◆ **INSTRUCTION**
Reproduce the entries word for word, and omit any picture you find in them.

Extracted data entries
──────────────────────────────

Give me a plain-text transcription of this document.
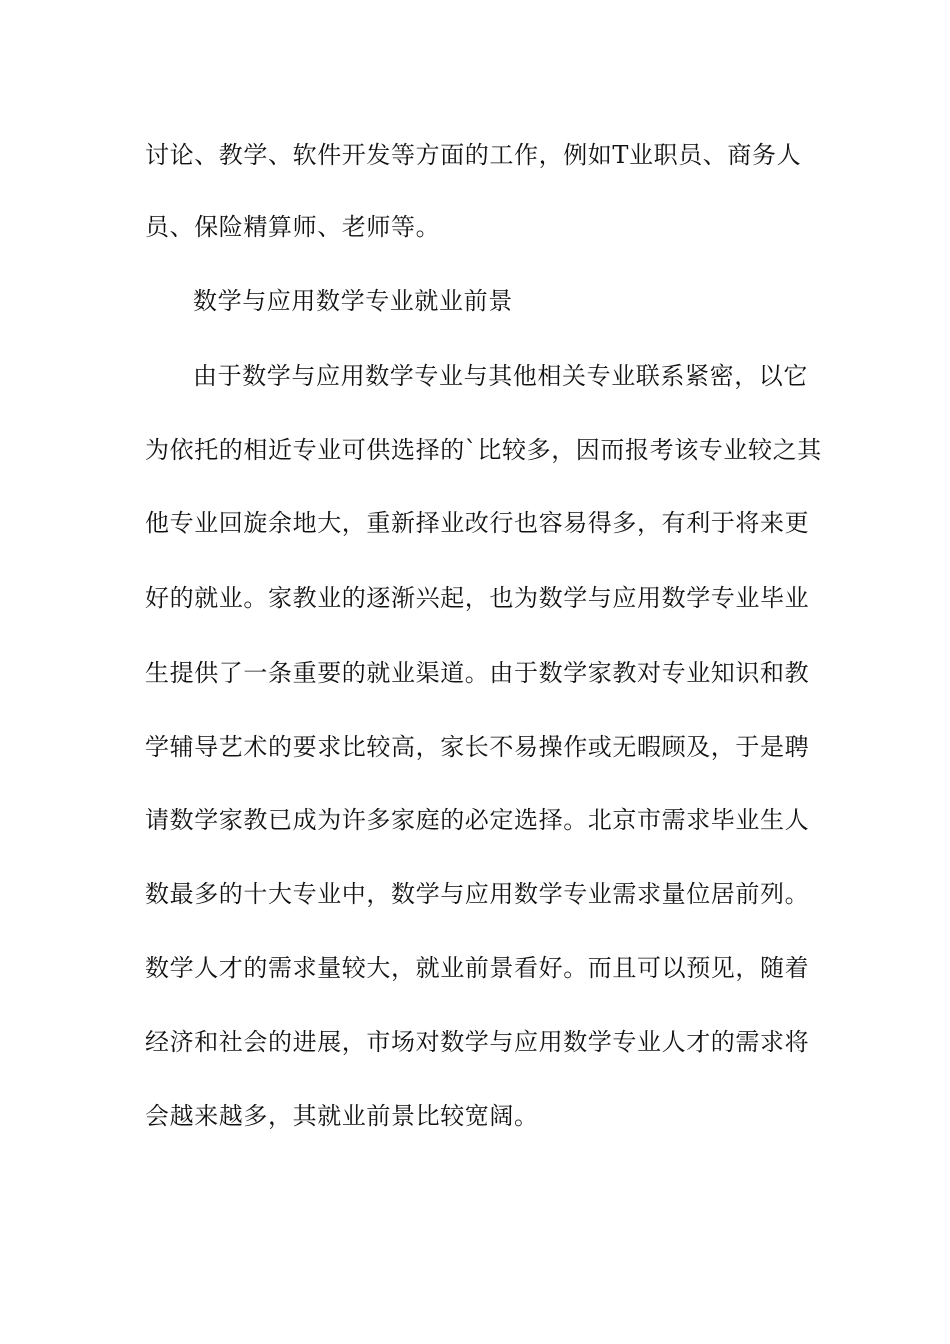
讨论、教学、软件开发等方面的工作，例如T业职员、商务人
员、保险精算师、老师等。
数学与应用数学专业就业前景
由于数学与应用数学专业与其他相关专业联系紧密，以它
为依托的相近专业可供选择的`比较多，因而报考该专业较之其
他专业回旋余地大，重新择业改行也容易得多，有利于将来更
好的就业。家教业的逐渐兴起，也为数学与应用数学专业毕业
生提供了一条重要的就业渠道。由于数学家教对专业知识和教
学辅导艺术的要求比较高，家长不易操作或无暇顾及，于是聘
请数学家教已成为许多家庭的必定选择。北京市需求毕业生人
数最多的十大专业中，数学与应用数学专业需求量位居前列。
数学人才的需求量较大，就业前景看好。而且可以预见，随着
经济和社会的进展，市场对数学与应用数学专业人才的需求将
会越来越多，其就业前景比较宽阔。
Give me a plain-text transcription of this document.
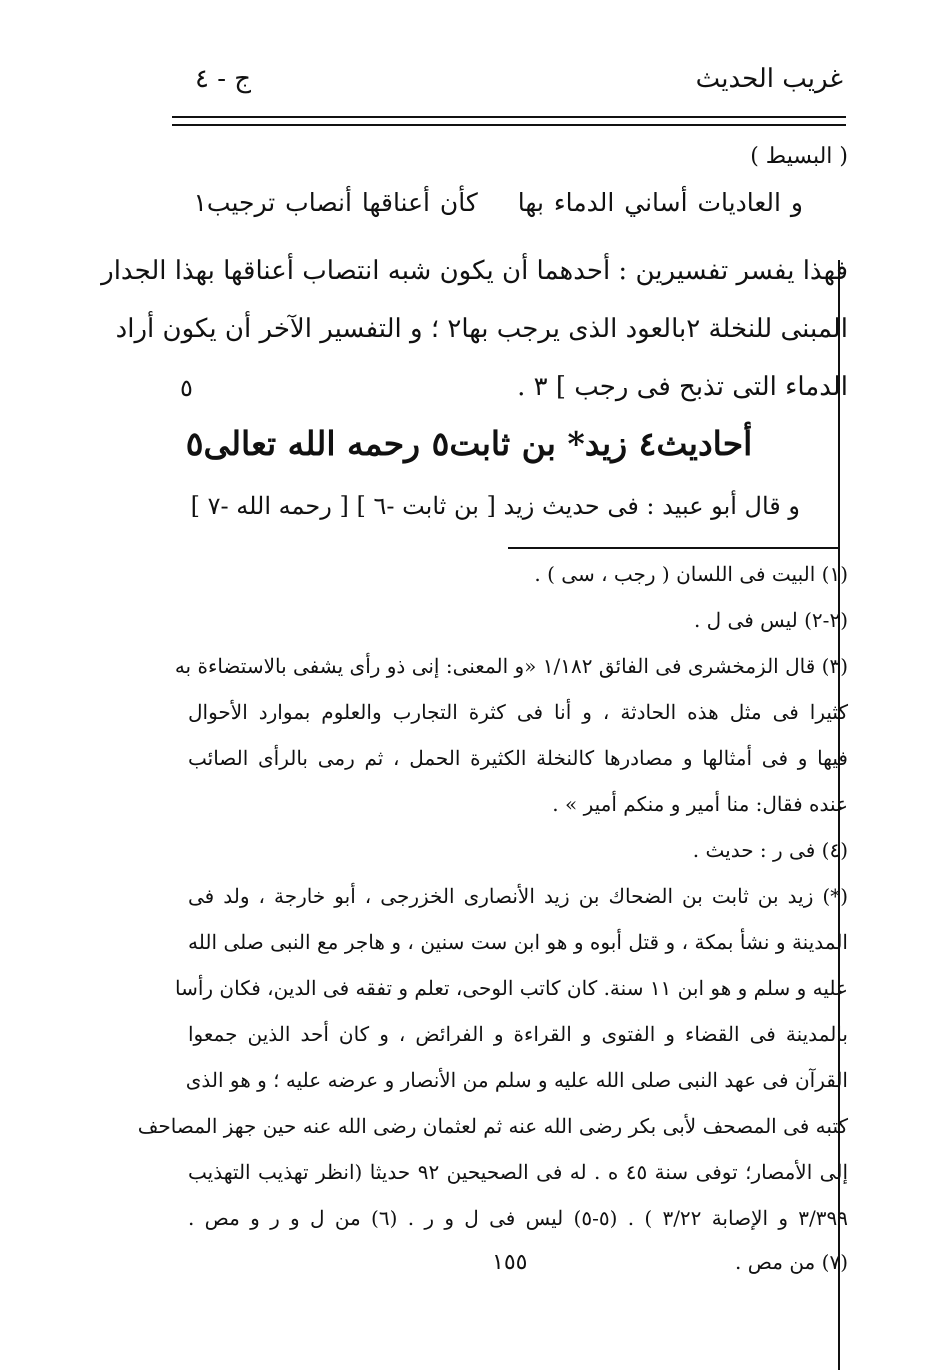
غريب الحديث
ج - ٤
( البسيط )
و العاديات أساني الدماء بهاكأن أعناقها أنصاب ترجيب١
فهذا يفسر تفسيرين : أحدهما أن يكون شبه انتصاب أعناقها بهذا الجدار
المبنى للنخلة ٢بالعود الذى يرجب بها٢ ؛ و التفسير الآخر أن يكون أراد
الدماء التى تذبح فى رجب ] ٣ .
٥
أحاديث٤ زيد* بن ثابت٥ رحمه الله تعالى٥
و قال أبو عبيد : فى حديث زيد [ بن ثابت -٦ ] [ رحمه الله -٧ ]
(١) البيت فى اللسان ( رجب ، سى ) .
(٢-٢) ليس فى ل .
(٣) قال الزمخشرى فى الفائق ١/١٨٢ «و المعنى: إنى ذو رأى يشفى بالاستضاءة به
كثيرا فى مثل هذه الحادثة ، و أنا فى كثرة التجارب والعلوم بموارد الأحوال
فيها و فى أمثالها و مصادرها كالنخلة الكثيرة الحمل ، ثم رمى بالرأى الصائب
عنده فقال: منا أمير و منكم أمير » .
(٤) فى ر : حديث .
(*) زيد بن ثابت بن الضحاك بن زيد الأنصارى الخزرجى ، أبو خارجة ، ولد فى
المدينة و نشأ بمكة ، و قتل أبوه و هو ابن ست سنين ، و هاجر مع النبى صلى الله
عليه و سلم و هو ابن ١١ سنة. كان كاتب الوحى، تعلم و تفقه فى الدين، فكان رأسا
بالمدينة فى القضاء و الفتوى و القراءة و الفرائض ، و كان أحد الذين جمعوا
القرآن فى عهد النبى صلى الله عليه و سلم من الأنصار و عرضه عليه ؛ و هو الذى
كتبه فى المصحف لأبى بكر رضى الله عنه ثم لعثمان رضى الله عنه حين جهز المصاحف
إلى الأمصار؛ توفى سنة ٤٥ ه . له فى الصحيحين ٩٢ حديثا (انظر تهذيب التهذيب
٣/٣٩٩ و الإصابة ٣/٢٢ ) . (٥-٥) ليس فى ل و ر . (٦) من ل و ر و مص .
(٧) من مص .
١٥٥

──────────────────────────────

◆ **OUTPUT**
Give me a plain-text transcription of this document.
讨论、教学、软件开发等方面的工作，例如T业职员、商务人
员、保险精算师、老师等。
数学与应用数学专业就业前景
由于数学与应用数学专业与其他相关专业联系紧密，以它
为依托的相近专业可供选择的`比较多，因而报考该专业较之其
他专业回旋余地大，重新择业改行也容易得多，有利于将来更
好的就业。家教业的逐渐兴起，也为数学与应用数学专业毕业
生提供了一条重要的就业渠道。由于数学家教对专业知识和教
学辅导艺术的要求比较高，家长不易操作或无暇顾及，于是聘
请数学家教已成为许多家庭的必定选择。北京市需求毕业生人
数最多的十大专业中，数学与应用数学专业需求量位居前列。
数学人才的需求量较大，就业前景看好。而且可以预见，随着
经济和社会的进展，市场对数学与应用数学专业人才的需求将
会越来越多，其就业前景比较宽阔。
Give me a plain-text transcription of this document.
غريب الحديث
ج - ٤
( البسيط )
و العاديات أساني الدماء بهاكأن أعناقها أنصاب ترجيب١
فهذا يفسر تفسيرين : أحدهما أن يكون شبه انتصاب أعناقها بهذا الجدار
المبنى للنخلة ٢بالعود الذى يرجب بها٢ ؛ و التفسير الآخر أن يكون أراد
الدماء التى تذبح فى رجب ] ٣ .
٥
أحاديث٤ زيد* بن ثابت٥ رحمه الله تعالى٥
و قال أبو عبيد : فى حديث زيد [ بن ثابت -٦ ] [ رحمه الله -٧ ]
(١) البيت فى اللسان ( رجب ، سى ) .
(٢-٢) ليس فى ل .
(٣) قال الزمخشرى فى الفائق ١/١٨٢ «و المعنى: إنى ذو رأى يشفى بالاستضاءة به
كثيرا فى مثل هذه الحادثة ، و أنا فى كثرة التجارب والعلوم بموارد الأحوال
فيها و فى أمثالها و مصادرها كالنخلة الكثيرة الحمل ، ثم رمى بالرأى الصائب
عنده فقال: منا أمير و منكم أمير » .
(٤) فى ر : حديث .
(*) زيد بن ثابت بن الضحاك بن زيد الأنصارى الخزرجى ، أبو خارجة ، ولد فى
المدينة و نشأ بمكة ، و قتل أبوه و هو ابن ست سنين ، و هاجر مع النبى صلى الله
عليه و سلم و هو ابن ١١ سنة. كان كاتب الوحى، تعلم و تفقه فى الدين، فكان رأسا
بالمدينة فى القضاء و الفتوى و القراءة و الفرائض ، و كان أحد الذين جمعوا
القرآن فى عهد النبى صلى الله عليه و سلم من الأنصار و عرضه عليه ؛ و هو الذى
كتبه فى المصحف لأبى بكر رضى الله عنه ثم لعثمان رضى الله عنه حين جهز المصاحف
إلى الأمصار؛ توفى سنة ٤٥ ه . له فى الصحيحين ٩٢ حديثا (انظر تهذيب التهذيب
٣/٣٩٩ و الإصابة ٣/٢٢ ) . (٥-٥) ليس فى ل و ر . (٦) من ل و ر و مص .
(٧) من مص .
١٥٥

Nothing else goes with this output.